> [WHAT TO PRODUCE] Extract each line holding the word "BLACKSTONE" from the entries.

> [DATASET]
◇ ◇ ◇ ◇ ◇ ◇ ◇
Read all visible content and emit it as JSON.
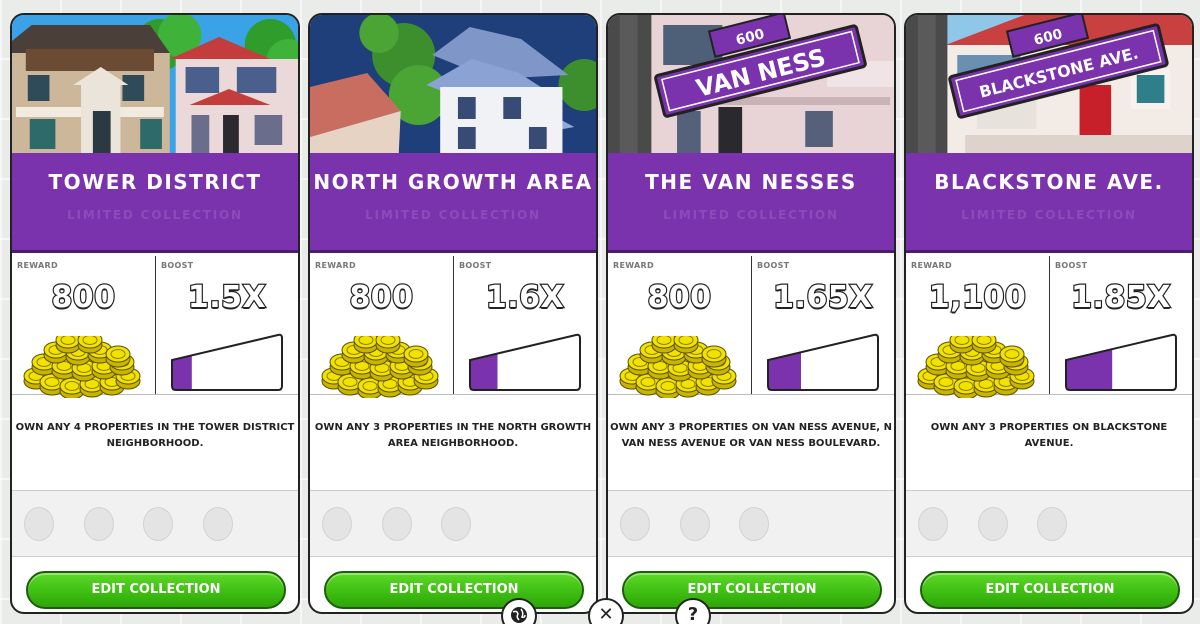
{
  "cards": [
    {
      "title": "TOWER DISTRICT",
      "subtitle": "LIMITED COLLECTION",
      "reward_label": "REWARD",
      "reward_value": "800",
      "boost_label": "BOOST",
      "boost_value": "1.5X",
      "boost_level": 0.18,
      "description": "OWN ANY 4 PROPERTIES IN THE TOWER DISTRICT\nNEIGHBORHOOD.",
      "slots": 4,
      "button_label": "EDIT COLLECTION"
    },
    {
      "title": "NORTH GROWTH AREA",
      "subtitle": "LIMITED COLLECTION",
      "reward_label": "REWARD",
      "reward_value": "800",
      "boost_label": "BOOST",
      "boost_value": "1.6X",
      "boost_level": 0.25,
      "description": "OWN ANY 3 PROPERTIES IN THE NORTH GROWTH\nAREA NEIGHBORHOOD.",
      "slots": 3,
      "button_label": "EDIT COLLECTION"
    },
    {
      "title": "THE VAN NESSES",
      "subtitle": "LIMITED COLLECTION",
      "reward_label": "REWARD",
      "reward_value": "800",
      "boost_label": "BOOST",
      "boost_value": "1.65X",
      "boost_level": 0.3,
      "description": "OWN ANY 3 PROPERTIES ON VAN NESS AVENUE, N\nVAN NESS AVENUE OR VAN NESS BOULEVARD.",
      "slots": 3,
      "button_label": "EDIT COLLECTION",
      "sign_number": "600",
      "sign_text": "VAN NESS"
    },
    {
      "title": "BLACKSTONE AVE.",
      "subtitle": "LIMITED COLLECTION",
      "reward_label": "REWARD",
      "reward_value": "1,100",
      "boost_label": "BOOST",
      "boost_value": "1.85X",
      "boost_level": 0.42,
      "description": "OWN ANY 3 PROPERTIES ON BLACKSTONE\nAVENUE.",
      "slots": 3,
      "button_label": "EDIT COLLECTION",
      "sign_number": "600",
      "sign_text": "BLACKSTONE AVE."
    }
  ],
  "bottom_bar": {
    "globe_icon": "globe-icon",
    "close_icon": "close-icon",
    "close_glyph": "✕",
    "help_icon": "help-icon",
    "help_glyph": "?"
  },
  "colors": {
    "purple": "#7a33ad",
    "green": "#3ebf12",
    "coin": "#f2e200"
  }
}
◇ ◇ ◇ ◇ ◇ ◇ ◇
> [REPLY]
      "title": "BLACKSTONE AVE.",
      "description": "OWN ANY 3 PROPERTIES ON BLACKSTONE\nAVENUE.",
      "sign_text": "BLACKSTONE AVE."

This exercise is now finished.